▶ _TASK DETAILS_
Only the lines from the one with "Output a JSON" through the one with "Convert this screenshot", inclusive, should be echoed exactly; pictures are left out.

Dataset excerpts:
· · · · · · ·

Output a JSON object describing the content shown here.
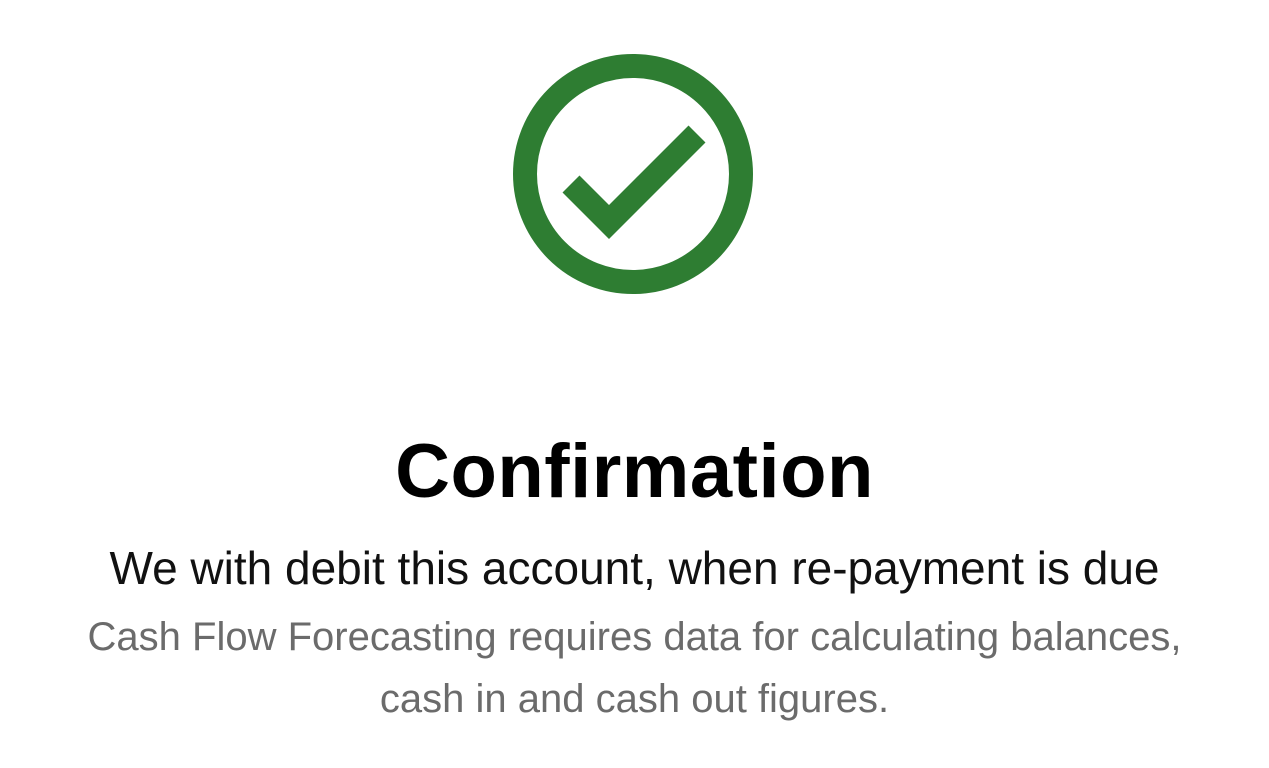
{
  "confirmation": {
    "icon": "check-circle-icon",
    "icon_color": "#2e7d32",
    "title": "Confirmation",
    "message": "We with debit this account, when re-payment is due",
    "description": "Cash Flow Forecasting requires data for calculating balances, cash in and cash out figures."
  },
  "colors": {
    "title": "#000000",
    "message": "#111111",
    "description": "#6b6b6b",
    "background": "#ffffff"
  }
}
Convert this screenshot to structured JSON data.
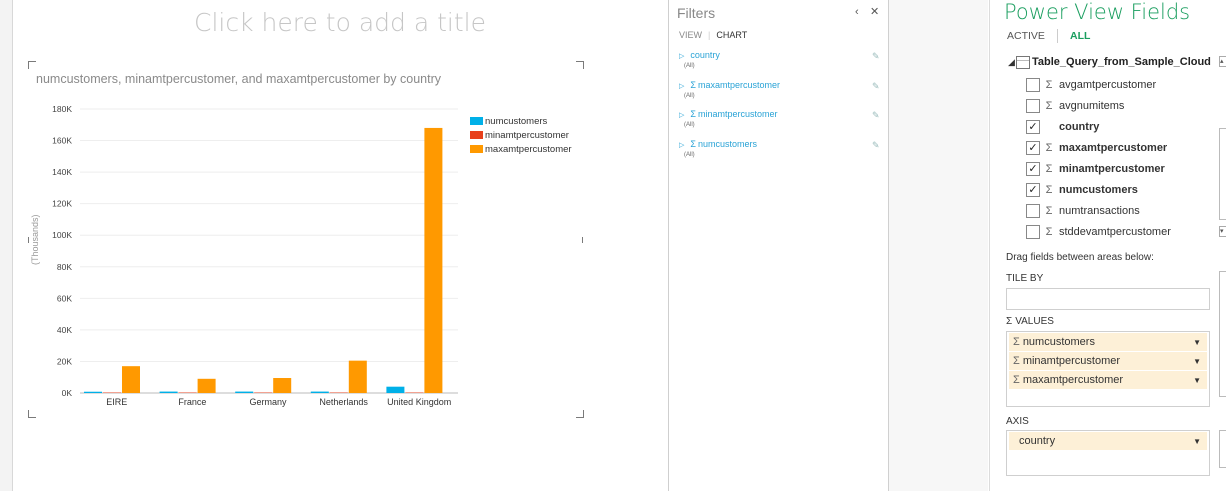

· · · · · · ·

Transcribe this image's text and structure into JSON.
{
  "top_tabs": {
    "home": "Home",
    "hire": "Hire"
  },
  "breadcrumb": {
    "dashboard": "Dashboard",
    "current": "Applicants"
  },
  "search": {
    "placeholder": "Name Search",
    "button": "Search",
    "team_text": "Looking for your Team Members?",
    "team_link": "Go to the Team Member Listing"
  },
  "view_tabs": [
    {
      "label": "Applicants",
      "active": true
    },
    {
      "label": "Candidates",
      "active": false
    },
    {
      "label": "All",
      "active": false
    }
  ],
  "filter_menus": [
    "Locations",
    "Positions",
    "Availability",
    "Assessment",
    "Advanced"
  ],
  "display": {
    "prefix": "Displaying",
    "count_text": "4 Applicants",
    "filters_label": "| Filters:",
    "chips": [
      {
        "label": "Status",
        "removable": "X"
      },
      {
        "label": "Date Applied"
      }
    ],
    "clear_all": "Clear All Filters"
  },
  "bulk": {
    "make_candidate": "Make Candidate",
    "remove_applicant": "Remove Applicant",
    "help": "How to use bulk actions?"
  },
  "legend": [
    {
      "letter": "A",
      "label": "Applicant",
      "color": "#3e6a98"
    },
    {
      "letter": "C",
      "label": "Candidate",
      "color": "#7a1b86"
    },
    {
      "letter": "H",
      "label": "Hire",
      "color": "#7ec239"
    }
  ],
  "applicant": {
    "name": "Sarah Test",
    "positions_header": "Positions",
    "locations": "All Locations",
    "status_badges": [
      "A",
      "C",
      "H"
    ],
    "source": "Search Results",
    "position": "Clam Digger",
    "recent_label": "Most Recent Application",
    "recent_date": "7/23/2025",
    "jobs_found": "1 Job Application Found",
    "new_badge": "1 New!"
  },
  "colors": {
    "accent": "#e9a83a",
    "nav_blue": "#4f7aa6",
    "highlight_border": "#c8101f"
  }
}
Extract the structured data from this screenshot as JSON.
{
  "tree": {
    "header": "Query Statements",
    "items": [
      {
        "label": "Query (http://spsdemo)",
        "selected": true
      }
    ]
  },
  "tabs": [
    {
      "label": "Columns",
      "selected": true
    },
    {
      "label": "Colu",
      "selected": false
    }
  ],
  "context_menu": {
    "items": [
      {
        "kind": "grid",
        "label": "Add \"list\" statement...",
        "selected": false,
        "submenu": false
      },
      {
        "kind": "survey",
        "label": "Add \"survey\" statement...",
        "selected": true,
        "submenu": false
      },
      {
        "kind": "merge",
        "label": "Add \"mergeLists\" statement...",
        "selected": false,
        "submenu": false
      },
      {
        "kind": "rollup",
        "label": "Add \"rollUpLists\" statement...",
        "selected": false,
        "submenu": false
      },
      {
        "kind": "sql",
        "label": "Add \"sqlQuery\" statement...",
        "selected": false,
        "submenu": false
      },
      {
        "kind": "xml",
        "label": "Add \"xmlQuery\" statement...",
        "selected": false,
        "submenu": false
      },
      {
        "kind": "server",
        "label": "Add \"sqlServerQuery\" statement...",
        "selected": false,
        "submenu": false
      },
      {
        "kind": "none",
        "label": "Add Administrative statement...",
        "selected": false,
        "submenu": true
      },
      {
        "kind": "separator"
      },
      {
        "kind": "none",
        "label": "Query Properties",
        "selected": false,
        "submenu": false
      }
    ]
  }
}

· · · · · · ·

▶ _THE ANSWER_
Output a JSON object describing the content shown here.
{
  "confirmation": {
    "icon": "check-circle-icon",
    "icon_color": "#2e7d32",
    "title": "Confirmation",
    "message": "We with debit this account, when re-payment is due",
    "description": "Cash Flow Forecasting requires data for calculating balances, cash in and cash out figures."
  },
  "colors": {
    "title": "#000000",
    "message": "#111111",
    "description": "#6b6b6b",
    "background": "#ffffff"
  }
}
Convert this screenshot to structured JSON data.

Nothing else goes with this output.